### Records from a collection of figures
___

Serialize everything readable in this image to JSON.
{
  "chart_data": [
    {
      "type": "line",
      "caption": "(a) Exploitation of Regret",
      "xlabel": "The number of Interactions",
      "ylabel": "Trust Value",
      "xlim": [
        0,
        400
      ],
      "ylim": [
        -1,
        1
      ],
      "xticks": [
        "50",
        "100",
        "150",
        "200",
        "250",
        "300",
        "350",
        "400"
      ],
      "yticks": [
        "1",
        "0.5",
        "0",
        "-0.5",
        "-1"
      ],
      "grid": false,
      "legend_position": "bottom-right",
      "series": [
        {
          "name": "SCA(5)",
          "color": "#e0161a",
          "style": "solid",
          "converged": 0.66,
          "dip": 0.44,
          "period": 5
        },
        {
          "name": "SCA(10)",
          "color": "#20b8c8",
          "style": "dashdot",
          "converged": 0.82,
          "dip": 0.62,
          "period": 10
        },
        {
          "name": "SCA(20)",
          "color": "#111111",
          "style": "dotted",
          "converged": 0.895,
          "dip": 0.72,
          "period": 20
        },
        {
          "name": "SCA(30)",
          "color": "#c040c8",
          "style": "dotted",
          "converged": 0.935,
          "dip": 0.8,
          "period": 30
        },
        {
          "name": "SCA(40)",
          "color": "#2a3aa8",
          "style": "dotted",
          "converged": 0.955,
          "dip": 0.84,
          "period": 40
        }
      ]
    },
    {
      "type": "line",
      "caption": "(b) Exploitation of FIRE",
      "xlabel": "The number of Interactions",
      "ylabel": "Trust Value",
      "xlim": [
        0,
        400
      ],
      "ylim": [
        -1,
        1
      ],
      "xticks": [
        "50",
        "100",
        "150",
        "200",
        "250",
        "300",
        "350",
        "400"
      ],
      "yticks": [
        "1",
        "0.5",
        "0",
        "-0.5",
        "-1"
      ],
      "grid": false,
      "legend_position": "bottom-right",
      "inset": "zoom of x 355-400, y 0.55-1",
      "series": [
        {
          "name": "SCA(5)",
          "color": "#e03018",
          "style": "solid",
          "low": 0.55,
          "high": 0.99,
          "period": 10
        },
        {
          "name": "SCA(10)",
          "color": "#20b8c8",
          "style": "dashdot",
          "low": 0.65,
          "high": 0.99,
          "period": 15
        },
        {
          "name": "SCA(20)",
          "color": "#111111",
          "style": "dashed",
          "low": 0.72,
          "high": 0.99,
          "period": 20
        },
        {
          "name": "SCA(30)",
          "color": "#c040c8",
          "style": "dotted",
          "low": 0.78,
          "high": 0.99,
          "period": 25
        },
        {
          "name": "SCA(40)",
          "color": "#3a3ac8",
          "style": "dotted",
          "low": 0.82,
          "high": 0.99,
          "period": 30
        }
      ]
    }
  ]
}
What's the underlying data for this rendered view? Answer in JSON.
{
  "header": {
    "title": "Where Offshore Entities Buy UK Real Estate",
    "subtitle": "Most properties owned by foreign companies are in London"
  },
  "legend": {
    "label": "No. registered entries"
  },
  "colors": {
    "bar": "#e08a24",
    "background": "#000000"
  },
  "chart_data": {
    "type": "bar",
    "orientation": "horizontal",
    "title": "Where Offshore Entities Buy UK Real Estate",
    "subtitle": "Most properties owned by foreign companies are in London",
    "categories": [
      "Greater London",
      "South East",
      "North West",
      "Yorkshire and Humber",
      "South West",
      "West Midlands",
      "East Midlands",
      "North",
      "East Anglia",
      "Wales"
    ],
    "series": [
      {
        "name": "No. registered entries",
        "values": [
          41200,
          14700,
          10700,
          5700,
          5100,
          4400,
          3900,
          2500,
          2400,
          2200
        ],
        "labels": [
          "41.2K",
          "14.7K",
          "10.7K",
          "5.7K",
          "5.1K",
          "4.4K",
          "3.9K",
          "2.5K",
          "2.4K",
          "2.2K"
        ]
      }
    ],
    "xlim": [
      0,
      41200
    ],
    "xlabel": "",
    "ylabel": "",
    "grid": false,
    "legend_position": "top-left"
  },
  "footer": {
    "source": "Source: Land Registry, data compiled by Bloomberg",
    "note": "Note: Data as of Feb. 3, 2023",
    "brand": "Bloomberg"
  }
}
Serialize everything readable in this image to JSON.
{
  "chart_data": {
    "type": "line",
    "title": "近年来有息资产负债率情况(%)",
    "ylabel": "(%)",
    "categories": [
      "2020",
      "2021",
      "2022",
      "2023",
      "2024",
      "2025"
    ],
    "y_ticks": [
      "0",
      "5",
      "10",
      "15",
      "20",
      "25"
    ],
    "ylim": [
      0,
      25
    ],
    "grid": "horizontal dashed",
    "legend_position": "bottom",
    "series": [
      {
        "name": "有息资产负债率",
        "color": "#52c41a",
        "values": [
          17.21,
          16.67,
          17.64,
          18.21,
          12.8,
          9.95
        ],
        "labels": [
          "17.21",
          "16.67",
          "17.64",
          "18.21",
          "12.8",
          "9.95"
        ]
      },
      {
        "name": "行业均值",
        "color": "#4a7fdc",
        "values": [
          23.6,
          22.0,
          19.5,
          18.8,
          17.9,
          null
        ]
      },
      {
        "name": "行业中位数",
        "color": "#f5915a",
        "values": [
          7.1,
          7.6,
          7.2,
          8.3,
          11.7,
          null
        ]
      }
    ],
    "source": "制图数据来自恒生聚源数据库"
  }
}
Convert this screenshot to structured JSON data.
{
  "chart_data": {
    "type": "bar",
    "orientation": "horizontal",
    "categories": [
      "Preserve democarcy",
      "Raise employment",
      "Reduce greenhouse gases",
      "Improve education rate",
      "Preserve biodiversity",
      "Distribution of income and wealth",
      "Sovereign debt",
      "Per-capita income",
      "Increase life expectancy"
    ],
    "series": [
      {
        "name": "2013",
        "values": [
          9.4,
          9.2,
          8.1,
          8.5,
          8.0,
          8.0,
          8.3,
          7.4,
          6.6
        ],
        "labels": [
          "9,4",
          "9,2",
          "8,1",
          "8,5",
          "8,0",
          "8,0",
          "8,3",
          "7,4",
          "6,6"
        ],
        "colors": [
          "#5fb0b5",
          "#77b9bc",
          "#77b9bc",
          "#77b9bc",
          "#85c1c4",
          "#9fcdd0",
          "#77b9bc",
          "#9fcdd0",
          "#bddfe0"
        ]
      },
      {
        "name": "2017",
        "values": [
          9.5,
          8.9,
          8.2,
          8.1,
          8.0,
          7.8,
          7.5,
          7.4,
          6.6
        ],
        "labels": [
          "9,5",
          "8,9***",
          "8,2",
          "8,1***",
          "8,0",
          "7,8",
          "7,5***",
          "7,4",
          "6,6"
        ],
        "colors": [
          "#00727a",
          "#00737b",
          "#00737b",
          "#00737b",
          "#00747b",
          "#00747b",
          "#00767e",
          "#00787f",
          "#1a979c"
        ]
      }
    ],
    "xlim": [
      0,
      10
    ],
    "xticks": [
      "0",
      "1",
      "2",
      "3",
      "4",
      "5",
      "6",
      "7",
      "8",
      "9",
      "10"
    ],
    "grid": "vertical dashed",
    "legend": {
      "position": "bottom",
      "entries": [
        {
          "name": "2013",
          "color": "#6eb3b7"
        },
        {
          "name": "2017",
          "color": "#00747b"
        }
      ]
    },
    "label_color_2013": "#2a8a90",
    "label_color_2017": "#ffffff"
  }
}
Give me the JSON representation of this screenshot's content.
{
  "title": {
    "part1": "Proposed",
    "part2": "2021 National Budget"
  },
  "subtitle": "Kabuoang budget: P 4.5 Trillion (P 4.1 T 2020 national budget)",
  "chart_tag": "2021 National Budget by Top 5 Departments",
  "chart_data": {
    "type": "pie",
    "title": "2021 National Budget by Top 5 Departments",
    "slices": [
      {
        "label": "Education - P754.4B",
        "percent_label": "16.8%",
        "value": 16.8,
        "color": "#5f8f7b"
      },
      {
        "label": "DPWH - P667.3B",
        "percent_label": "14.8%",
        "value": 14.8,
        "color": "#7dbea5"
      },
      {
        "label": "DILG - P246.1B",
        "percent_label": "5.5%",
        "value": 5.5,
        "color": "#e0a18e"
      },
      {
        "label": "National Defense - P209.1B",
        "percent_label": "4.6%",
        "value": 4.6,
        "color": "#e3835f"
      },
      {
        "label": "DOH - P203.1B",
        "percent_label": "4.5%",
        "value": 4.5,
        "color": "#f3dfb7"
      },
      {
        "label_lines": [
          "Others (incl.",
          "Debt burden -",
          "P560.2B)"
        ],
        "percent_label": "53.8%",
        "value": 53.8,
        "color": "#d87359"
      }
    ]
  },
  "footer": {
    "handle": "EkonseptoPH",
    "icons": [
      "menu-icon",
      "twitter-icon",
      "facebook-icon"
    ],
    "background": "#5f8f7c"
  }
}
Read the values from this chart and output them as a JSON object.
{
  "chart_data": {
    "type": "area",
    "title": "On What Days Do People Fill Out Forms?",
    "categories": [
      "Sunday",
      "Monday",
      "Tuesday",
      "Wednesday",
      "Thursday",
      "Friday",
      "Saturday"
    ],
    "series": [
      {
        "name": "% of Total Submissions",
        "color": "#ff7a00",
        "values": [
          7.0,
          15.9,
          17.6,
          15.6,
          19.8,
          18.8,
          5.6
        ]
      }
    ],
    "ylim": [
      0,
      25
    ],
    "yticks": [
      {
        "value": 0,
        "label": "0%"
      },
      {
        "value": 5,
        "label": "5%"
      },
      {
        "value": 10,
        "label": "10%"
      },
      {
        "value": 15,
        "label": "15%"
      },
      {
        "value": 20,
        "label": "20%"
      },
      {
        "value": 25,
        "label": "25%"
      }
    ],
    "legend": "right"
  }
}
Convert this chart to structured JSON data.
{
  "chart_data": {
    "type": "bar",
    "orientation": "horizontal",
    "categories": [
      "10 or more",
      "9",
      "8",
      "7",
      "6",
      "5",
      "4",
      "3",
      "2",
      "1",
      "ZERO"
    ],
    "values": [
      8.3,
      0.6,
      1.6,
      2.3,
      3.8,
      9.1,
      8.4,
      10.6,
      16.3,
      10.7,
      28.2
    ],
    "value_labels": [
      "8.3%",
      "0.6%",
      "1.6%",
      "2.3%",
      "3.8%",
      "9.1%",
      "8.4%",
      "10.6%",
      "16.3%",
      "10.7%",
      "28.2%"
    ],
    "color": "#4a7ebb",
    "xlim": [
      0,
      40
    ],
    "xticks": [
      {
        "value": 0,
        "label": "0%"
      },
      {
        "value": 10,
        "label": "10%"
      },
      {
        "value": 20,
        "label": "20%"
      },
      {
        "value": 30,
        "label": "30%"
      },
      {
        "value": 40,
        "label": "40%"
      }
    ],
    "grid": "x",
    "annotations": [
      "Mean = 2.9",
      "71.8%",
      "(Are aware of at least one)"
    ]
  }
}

___

### Exercise goal
In the entries above, count each line with "registered"; reply with the total only.

### Correct output
2